Given task =>
Work out how many lines of the listing hold the string "icon", then answer with that number and nothing else.

Stored data =>
************

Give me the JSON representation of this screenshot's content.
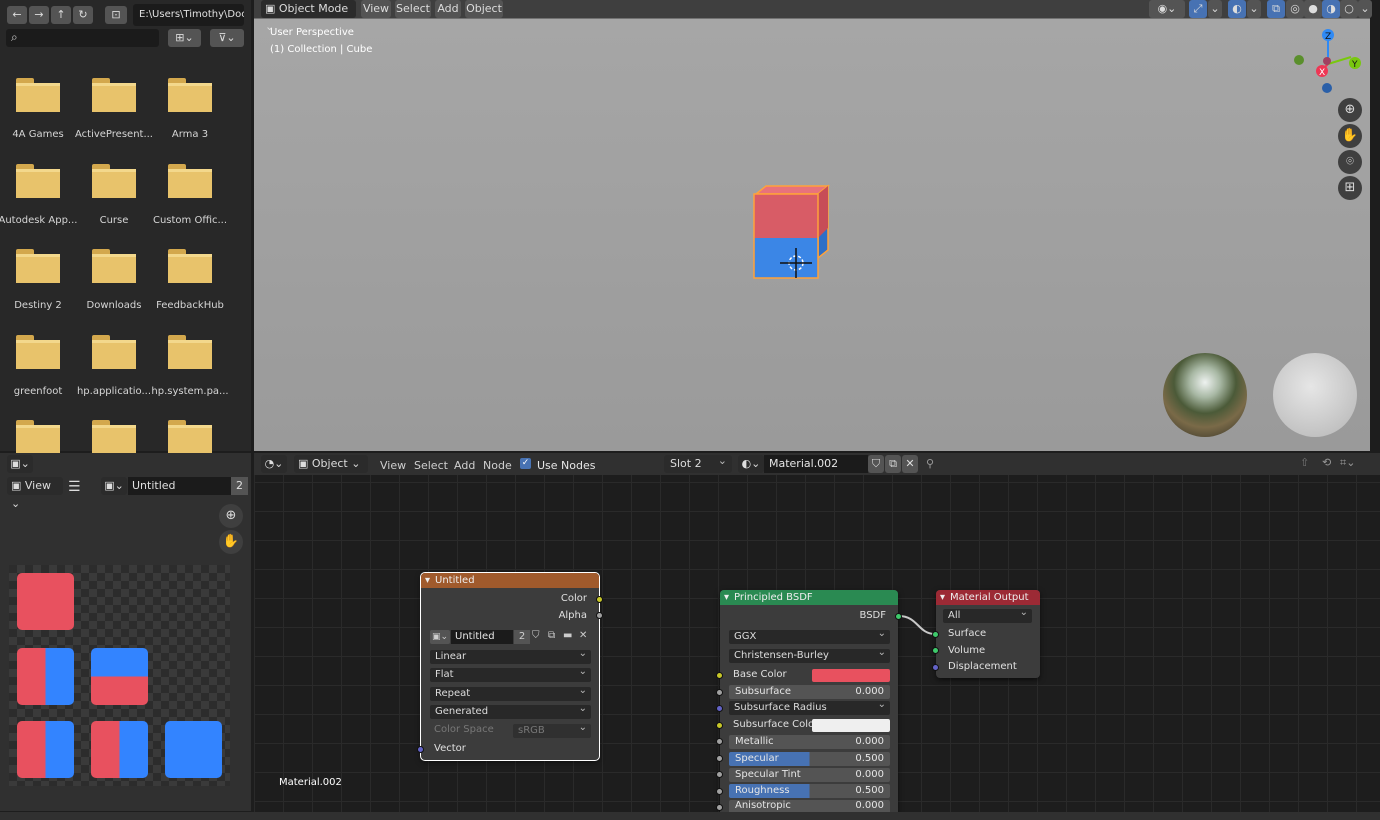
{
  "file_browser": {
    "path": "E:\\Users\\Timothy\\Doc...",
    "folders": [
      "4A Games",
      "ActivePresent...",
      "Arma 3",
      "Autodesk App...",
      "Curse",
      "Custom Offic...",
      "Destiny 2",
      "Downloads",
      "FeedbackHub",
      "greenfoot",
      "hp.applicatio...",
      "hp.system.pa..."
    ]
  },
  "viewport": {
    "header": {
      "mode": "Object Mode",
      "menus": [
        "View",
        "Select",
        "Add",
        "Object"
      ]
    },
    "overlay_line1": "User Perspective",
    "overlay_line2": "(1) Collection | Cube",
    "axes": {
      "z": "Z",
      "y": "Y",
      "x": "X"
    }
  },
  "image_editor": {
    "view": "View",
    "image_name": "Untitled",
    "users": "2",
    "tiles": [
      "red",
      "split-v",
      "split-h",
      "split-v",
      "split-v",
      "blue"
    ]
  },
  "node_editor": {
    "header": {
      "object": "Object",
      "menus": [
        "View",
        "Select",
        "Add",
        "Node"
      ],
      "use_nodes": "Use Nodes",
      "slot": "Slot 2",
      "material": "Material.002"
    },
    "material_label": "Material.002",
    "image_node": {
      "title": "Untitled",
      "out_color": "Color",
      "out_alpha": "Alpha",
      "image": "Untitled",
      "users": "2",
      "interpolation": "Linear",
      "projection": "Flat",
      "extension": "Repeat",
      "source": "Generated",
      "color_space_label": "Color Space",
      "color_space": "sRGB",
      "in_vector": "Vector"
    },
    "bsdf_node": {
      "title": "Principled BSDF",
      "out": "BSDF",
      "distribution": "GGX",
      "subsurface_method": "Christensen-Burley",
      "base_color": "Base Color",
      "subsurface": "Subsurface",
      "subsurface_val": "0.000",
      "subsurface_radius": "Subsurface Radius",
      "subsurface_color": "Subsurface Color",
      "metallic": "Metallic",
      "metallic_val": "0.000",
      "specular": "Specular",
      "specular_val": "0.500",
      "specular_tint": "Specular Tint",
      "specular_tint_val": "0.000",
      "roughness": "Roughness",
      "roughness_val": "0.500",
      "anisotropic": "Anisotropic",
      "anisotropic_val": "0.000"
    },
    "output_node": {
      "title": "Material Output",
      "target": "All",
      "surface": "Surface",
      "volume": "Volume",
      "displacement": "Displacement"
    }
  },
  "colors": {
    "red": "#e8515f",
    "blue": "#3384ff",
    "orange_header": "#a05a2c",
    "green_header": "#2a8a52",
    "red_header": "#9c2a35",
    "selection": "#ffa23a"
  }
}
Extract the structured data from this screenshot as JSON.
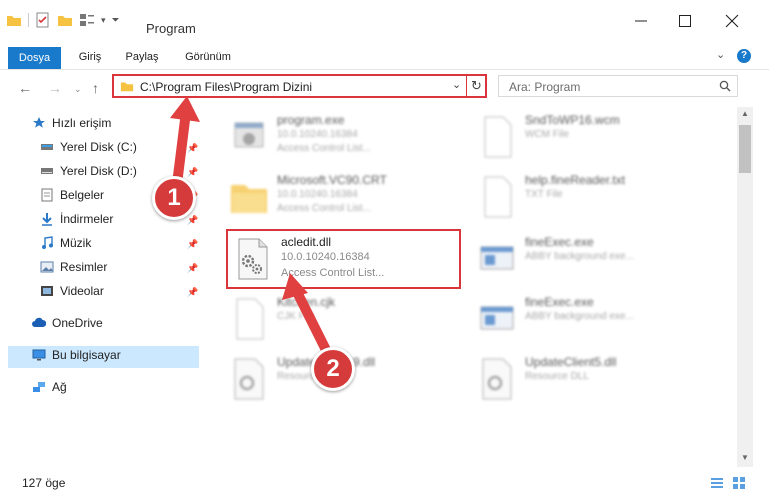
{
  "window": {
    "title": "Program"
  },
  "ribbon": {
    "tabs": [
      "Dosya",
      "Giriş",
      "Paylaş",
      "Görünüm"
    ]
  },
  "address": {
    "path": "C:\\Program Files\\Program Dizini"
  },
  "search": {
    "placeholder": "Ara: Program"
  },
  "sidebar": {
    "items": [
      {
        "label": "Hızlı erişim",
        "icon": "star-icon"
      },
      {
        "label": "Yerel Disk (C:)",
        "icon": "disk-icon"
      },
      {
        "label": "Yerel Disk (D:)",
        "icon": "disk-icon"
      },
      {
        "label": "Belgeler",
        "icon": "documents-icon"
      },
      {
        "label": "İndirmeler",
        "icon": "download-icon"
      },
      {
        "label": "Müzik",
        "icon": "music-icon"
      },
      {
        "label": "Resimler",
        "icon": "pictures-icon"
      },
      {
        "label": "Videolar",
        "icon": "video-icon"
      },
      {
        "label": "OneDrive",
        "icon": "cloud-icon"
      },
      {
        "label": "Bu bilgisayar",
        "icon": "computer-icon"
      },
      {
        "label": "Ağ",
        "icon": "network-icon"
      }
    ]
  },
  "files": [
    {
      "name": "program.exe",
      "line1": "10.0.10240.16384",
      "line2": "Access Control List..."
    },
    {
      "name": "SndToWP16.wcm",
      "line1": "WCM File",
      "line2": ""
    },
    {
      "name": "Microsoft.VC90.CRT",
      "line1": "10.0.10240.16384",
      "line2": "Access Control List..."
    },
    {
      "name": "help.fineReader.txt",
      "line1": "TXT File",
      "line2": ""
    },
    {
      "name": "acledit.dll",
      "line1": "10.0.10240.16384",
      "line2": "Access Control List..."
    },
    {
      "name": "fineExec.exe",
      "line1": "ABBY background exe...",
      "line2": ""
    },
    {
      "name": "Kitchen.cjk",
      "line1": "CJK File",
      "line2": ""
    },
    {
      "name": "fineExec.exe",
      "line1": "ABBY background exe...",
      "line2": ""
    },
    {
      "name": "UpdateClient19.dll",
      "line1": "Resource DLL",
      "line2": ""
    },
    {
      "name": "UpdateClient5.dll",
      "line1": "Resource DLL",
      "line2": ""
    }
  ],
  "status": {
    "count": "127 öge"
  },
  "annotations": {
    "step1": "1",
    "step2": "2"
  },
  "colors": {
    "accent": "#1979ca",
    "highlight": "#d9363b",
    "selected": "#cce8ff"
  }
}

************

Output for this exercise =>
11